── Supplied data
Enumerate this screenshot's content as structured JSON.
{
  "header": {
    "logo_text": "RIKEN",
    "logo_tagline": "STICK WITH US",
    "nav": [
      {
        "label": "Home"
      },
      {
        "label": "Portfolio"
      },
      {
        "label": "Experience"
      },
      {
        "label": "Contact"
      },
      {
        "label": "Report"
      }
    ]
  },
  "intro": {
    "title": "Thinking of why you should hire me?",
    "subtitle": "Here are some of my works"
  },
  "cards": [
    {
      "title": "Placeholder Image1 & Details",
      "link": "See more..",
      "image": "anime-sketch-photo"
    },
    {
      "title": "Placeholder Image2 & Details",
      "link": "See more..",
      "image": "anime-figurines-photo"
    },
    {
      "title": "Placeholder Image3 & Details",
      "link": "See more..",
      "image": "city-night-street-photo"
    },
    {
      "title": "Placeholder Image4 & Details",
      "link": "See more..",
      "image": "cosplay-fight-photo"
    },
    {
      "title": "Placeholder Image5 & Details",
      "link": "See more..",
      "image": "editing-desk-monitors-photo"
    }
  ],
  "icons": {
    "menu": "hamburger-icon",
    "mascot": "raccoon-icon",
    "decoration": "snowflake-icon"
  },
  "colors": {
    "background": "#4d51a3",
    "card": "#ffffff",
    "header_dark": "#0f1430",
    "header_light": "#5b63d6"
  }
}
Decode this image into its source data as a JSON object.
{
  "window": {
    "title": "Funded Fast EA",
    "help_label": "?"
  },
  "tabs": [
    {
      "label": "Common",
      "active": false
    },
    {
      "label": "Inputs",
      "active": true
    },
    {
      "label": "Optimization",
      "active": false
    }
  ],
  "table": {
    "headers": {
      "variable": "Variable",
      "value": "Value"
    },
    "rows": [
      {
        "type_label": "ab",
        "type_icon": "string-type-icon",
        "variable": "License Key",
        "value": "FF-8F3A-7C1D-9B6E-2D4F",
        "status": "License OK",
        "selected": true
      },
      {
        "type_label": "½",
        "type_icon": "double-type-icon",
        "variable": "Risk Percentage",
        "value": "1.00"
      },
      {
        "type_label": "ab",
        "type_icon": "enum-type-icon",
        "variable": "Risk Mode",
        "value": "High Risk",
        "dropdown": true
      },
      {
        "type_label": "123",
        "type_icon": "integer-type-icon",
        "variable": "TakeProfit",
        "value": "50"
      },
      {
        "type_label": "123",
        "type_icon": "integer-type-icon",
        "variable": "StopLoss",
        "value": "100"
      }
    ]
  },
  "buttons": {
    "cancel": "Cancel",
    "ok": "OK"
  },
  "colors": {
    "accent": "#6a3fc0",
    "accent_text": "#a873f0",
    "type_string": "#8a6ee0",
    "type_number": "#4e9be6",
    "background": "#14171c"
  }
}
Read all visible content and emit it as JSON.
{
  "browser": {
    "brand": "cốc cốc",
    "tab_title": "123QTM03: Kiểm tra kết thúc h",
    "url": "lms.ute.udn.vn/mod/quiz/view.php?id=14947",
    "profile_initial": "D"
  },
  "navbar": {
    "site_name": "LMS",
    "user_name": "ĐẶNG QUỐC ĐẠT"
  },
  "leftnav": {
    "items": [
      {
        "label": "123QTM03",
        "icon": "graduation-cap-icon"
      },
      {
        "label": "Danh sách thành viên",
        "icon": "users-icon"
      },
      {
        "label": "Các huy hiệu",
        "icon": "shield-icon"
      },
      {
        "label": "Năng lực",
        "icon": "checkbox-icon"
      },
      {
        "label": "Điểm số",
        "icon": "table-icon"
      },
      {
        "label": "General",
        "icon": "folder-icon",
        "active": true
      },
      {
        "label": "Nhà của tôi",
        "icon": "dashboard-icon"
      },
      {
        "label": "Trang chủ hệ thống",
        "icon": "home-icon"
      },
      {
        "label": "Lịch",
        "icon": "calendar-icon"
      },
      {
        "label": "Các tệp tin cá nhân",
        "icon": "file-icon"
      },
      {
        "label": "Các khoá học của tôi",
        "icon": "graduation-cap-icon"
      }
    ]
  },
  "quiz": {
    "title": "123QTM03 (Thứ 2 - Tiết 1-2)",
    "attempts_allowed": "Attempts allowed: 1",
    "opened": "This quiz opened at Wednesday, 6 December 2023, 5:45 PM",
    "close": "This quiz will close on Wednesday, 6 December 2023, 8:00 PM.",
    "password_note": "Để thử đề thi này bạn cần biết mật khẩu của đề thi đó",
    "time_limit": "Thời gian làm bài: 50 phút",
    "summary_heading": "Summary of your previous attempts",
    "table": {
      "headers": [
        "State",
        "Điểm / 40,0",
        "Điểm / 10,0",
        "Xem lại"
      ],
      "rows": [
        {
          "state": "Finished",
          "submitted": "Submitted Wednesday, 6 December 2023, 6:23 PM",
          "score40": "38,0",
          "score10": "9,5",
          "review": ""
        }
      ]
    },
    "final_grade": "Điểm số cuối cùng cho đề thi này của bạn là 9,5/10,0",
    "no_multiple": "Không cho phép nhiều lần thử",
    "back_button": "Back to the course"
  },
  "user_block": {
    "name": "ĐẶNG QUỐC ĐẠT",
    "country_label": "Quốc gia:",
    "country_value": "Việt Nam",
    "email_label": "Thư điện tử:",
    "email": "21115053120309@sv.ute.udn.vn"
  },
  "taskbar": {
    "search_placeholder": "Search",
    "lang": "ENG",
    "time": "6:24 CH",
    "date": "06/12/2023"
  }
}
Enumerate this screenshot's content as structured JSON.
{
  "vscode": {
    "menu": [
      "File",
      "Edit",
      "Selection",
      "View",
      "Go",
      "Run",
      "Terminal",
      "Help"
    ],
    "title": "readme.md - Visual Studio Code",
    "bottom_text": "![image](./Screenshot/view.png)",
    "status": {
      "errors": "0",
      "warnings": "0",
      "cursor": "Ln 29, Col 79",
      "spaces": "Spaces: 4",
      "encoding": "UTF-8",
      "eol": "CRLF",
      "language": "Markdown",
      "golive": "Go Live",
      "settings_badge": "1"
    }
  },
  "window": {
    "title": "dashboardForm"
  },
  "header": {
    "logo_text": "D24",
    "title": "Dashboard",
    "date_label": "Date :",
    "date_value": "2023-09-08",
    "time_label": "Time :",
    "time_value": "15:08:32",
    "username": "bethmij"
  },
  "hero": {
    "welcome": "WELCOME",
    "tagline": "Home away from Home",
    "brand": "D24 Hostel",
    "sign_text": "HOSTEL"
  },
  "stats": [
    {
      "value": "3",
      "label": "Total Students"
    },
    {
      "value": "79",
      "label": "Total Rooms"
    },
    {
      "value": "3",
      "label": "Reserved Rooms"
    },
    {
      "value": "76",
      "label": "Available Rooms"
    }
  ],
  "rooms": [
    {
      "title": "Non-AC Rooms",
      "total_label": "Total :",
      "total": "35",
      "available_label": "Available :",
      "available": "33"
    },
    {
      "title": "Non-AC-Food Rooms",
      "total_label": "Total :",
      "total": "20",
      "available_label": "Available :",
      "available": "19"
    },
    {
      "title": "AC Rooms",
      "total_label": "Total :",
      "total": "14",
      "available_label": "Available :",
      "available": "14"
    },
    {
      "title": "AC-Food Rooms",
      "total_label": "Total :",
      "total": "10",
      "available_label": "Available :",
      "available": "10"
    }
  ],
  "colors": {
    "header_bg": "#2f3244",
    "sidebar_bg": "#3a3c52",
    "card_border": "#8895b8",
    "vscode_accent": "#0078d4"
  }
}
────
* Prompt *
Take the entries above and transcribe them exactly.

* Final answer *
Enumerate this screenshot's content as structured JSON.
{
  "header": {
    "logo_text": "RIKEN",
    "logo_tagline": "STICK WITH US",
    "nav": [
      {
        "label": "Home"
      },
      {
        "label": "Portfolio"
      },
      {
        "label": "Experience"
      },
      {
        "label": "Contact"
      },
      {
        "label": "Report"
      }
    ]
  },
  "intro": {
    "title": "Thinking of why you should hire me?",
    "subtitle": "Here are some of my works"
  },
  "cards": [
    {
      "title": "Placeholder Image1 & Details",
      "link": "See more..",
      "image": "anime-sketch-photo"
    },
    {
      "title": "Placeholder Image2 & Details",
      "link": "See more..",
      "image": "anime-figurines-photo"
    },
    {
      "title": "Placeholder Image3 & Details",
      "link": "See more..",
      "image": "city-night-street-photo"
    },
    {
      "title": "Placeholder Image4 & Details",
      "link": "See more..",
      "image": "cosplay-fight-photo"
    },
    {
      "title": "Placeholder Image5 & Details",
      "link": "See more..",
      "image": "editing-desk-monitors-photo"
    }
  ],
  "icons": {
    "menu": "hamburger-icon",
    "mascot": "raccoon-icon",
    "decoration": "snowflake-icon"
  },
  "colors": {
    "background": "#4d51a3",
    "card": "#ffffff",
    "header_dark": "#0f1430",
    "header_light": "#5b63d6"
  }
}
Decode this image into its source data as a JSON object.
{
  "window": {
    "title": "Funded Fast EA",
    "help_label": "?"
  },
  "tabs": [
    {
      "label": "Common",
      "active": false
    },
    {
      "label": "Inputs",
      "active": true
    },
    {
      "label": "Optimization",
      "active": false
    }
  ],
  "table": {
    "headers": {
      "variable": "Variable",
      "value": "Value"
    },
    "rows": [
      {
        "type_label": "ab",
        "type_icon": "string-type-icon",
        "variable": "License Key",
        "value": "FF-8F3A-7C1D-9B6E-2D4F",
        "status": "License OK",
        "selected": true
      },
      {
        "type_label": "½",
        "type_icon": "double-type-icon",
        "variable": "Risk Percentage",
        "value": "1.00"
      },
      {
        "type_label": "ab",
        "type_icon": "enum-type-icon",
        "variable": "Risk Mode",
        "value": "High Risk",
        "dropdown": true
      },
      {
        "type_label": "123",
        "type_icon": "integer-type-icon",
        "variable": "TakeProfit",
        "value": "50"
      },
      {
        "type_label": "123",
        "type_icon": "integer-type-icon",
        "variable": "StopLoss",
        "value": "100"
      }
    ]
  },
  "buttons": {
    "cancel": "Cancel",
    "ok": "OK"
  },
  "colors": {
    "accent": "#6a3fc0",
    "accent_text": "#a873f0",
    "type_string": "#8a6ee0",
    "type_number": "#4e9be6",
    "background": "#14171c"
  }
}
Read all visible content and emit it as JSON.
{
  "browser": {
    "brand": "cốc cốc",
    "tab_title": "123QTM03: Kiểm tra kết thúc h",
    "url": "lms.ute.udn.vn/mod/quiz/view.php?id=14947",
    "profile_initial": "D"
  },
  "navbar": {
    "site_name": "LMS",
    "user_name": "ĐẶNG QUỐC ĐẠT"
  },
  "leftnav": {
    "items": [
      {
        "label": "123QTM03",
        "icon": "graduation-cap-icon"
      },
      {
        "label": "Danh sách thành viên",
        "icon": "users-icon"
      },
      {
        "label": "Các huy hiệu",
        "icon": "shield-icon"
      },
      {
        "label": "Năng lực",
        "icon": "checkbox-icon"
      },
      {
        "label": "Điểm số",
        "icon": "table-icon"
      },
      {
        "label": "General",
        "icon": "folder-icon",
        "active": true
      },
      {
        "label": "Nhà của tôi",
        "icon": "dashboard-icon"
      },
      {
        "label": "Trang chủ hệ thống",
        "icon": "home-icon"
      },
      {
        "label": "Lịch",
        "icon": "calendar-icon"
      },
      {
        "label": "Các tệp tin cá nhân",
        "icon": "file-icon"
      },
      {
        "label": "Các khoá học của tôi",
        "icon": "graduation-cap-icon"
      }
    ]
  },
  "quiz": {
    "title": "123QTM03 (Thứ 2 - Tiết 1-2)",
    "attempts_allowed": "Attempts allowed: 1",
    "opened": "This quiz opened at Wednesday, 6 December 2023, 5:45 PM",
    "close": "This quiz will close on Wednesday, 6 December 2023, 8:00 PM.",
    "password_note": "Để thử đề thi này bạn cần biết mật khẩu của đề thi đó",
    "time_limit": "Thời gian làm bài: 50 phút",
    "summary_heading": "Summary of your previous attempts",
    "table": {
      "headers": [
        "State",
        "Điểm / 40,0",
        "Điểm / 10,0",
        "Xem lại"
      ],
      "rows": [
        {
          "state": "Finished",
          "submitted": "Submitted Wednesday, 6 December 2023, 6:23 PM",
          "score40": "38,0",
          "score10": "9,5",
          "review": ""
        }
      ]
    },
    "final_grade": "Điểm số cuối cùng cho đề thi này của bạn là 9,5/10,0",
    "no_multiple": "Không cho phép nhiều lần thử",
    "back_button": "Back to the course"
  },
  "user_block": {
    "name": "ĐẶNG QUỐC ĐẠT",
    "country_label": "Quốc gia:",
    "country_value": "Việt Nam",
    "email_label": "Thư điện tử:",
    "email": "21115053120309@sv.ute.udn.vn"
  },
  "taskbar": {
    "search_placeholder": "Search",
    "lang": "ENG",
    "time": "6:24 CH",
    "date": "06/12/2023"
  }
}
Enumerate this screenshot's content as structured JSON.
{
  "vscode": {
    "menu": [
      "File",
      "Edit",
      "Selection",
      "View",
      "Go",
      "Run",
      "Terminal",
      "Help"
    ],
    "title": "readme.md - Visual Studio Code",
    "bottom_text": "![image](./Screenshot/view.png)",
    "status": {
      "errors": "0",
      "warnings": "0",
      "cursor": "Ln 29, Col 79",
      "spaces": "Spaces: 4",
      "encoding": "UTF-8",
      "eol": "CRLF",
      "language": "Markdown",
      "golive": "Go Live",
      "settings_badge": "1"
    }
  },
  "window": {
    "title": "dashboardForm"
  },
  "header": {
    "logo_text": "D24",
    "title": "Dashboard",
    "date_label": "Date :",
    "date_value": "2023-09-08",
    "time_label": "Time :",
    "time_value": "15:08:32",
    "username": "bethmij"
  },
  "hero": {
    "welcome": "WELCOME",
    "tagline": "Home away from Home",
    "brand": "D24 Hostel",
    "sign_text": "HOSTEL"
  },
  "stats": [
    {
      "value": "3",
      "label": "Total Students"
    },
    {
      "value": "79",
      "label": "Total Rooms"
    },
    {
      "value": "3",
      "label": "Reserved Rooms"
    },
    {
      "value": "76",
      "label": "Available Rooms"
    }
  ],
  "rooms": [
    {
      "title": "Non-AC Rooms",
      "total_label": "Total :",
      "total": "35",
      "available_label": "Available :",
      "available": "33"
    },
    {
      "title": "Non-AC-Food Rooms",
      "total_label": "Total :",
      "total": "20",
      "available_label": "Available :",
      "available": "19"
    },
    {
      "title": "AC Rooms",
      "total_label": "Total :",
      "total": "14",
      "available_label": "Available :",
      "available": "14"
    },
    {
      "title": "AC-Food Rooms",
      "total_label": "Total :",
      "total": "10",
      "available_label": "Available :",
      "available": "10"
    }
  ],
  "colors": {
    "header_bg": "#2f3244",
    "sidebar_bg": "#3a3c52",
    "card_border": "#8895b8",
    "vscode_accent": "#0078d4"
  }
}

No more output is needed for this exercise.